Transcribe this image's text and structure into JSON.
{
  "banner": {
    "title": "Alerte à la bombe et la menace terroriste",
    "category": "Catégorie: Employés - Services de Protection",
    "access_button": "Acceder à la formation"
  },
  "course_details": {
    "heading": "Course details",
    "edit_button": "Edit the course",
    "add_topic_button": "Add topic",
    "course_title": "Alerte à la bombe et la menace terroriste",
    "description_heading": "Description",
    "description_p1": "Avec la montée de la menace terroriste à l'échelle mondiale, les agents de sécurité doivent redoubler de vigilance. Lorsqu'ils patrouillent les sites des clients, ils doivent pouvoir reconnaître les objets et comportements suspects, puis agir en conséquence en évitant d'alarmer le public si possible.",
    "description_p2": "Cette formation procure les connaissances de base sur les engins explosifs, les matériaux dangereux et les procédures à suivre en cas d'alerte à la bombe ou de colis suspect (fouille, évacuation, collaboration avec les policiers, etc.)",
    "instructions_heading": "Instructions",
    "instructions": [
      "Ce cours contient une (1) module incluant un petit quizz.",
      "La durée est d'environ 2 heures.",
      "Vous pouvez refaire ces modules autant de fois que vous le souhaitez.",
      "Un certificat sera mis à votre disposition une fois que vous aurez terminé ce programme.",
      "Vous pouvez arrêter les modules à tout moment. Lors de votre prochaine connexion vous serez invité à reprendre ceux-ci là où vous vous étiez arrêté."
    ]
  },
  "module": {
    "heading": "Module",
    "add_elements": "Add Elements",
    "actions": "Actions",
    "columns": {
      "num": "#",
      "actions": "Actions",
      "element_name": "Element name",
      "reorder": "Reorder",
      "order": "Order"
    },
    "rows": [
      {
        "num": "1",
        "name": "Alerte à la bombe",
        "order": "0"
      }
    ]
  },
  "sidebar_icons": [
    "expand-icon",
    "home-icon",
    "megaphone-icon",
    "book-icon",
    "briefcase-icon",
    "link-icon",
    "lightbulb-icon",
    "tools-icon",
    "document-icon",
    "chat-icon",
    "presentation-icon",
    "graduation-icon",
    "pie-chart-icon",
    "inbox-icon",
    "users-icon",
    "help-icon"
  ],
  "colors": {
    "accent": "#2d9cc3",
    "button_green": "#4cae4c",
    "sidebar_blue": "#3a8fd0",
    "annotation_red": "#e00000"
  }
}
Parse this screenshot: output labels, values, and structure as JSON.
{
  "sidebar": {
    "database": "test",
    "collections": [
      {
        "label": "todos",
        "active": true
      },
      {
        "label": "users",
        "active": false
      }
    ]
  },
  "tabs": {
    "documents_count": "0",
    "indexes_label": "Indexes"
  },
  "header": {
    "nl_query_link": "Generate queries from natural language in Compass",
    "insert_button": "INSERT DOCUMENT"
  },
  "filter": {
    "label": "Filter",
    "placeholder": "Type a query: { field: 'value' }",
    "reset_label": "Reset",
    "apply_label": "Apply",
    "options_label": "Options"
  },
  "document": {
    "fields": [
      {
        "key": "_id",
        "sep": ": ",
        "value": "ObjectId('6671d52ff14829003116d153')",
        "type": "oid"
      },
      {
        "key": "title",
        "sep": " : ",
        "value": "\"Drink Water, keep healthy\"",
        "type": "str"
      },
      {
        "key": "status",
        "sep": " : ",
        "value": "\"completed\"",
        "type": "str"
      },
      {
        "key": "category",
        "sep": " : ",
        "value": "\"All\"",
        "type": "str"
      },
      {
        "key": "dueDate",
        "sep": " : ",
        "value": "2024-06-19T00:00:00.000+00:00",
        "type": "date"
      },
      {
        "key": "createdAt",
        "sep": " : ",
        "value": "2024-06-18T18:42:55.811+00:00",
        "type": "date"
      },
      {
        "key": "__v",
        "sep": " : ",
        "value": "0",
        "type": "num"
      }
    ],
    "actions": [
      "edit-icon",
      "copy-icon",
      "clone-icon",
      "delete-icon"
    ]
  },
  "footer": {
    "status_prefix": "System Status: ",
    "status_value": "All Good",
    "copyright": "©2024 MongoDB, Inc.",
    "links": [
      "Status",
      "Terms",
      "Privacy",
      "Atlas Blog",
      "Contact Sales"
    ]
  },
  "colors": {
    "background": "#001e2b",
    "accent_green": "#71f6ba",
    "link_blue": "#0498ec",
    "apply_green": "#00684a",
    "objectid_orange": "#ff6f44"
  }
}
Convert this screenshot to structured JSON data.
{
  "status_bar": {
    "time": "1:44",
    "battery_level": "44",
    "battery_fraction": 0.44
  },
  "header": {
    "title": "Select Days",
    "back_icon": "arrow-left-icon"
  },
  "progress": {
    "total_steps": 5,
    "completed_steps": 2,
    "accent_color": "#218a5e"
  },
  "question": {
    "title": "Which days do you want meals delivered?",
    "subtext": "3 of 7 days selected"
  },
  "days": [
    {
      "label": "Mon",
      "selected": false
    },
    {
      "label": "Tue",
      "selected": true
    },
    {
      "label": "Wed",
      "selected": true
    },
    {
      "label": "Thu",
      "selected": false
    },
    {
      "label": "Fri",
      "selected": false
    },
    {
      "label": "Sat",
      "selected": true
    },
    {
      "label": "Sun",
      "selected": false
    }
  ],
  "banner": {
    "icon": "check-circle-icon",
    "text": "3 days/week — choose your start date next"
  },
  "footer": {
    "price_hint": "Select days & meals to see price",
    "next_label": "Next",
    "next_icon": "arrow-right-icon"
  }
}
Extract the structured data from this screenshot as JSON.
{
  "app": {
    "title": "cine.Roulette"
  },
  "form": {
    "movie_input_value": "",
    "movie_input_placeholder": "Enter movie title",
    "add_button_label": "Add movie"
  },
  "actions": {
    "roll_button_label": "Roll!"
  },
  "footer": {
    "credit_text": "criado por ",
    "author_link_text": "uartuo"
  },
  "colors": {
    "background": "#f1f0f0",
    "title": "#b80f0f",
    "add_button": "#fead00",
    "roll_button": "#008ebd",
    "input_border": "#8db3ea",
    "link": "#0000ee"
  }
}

● Exercise goal
Figure out how many lines above include the string "menace", then report that number and nothing else.

● Expected answer
3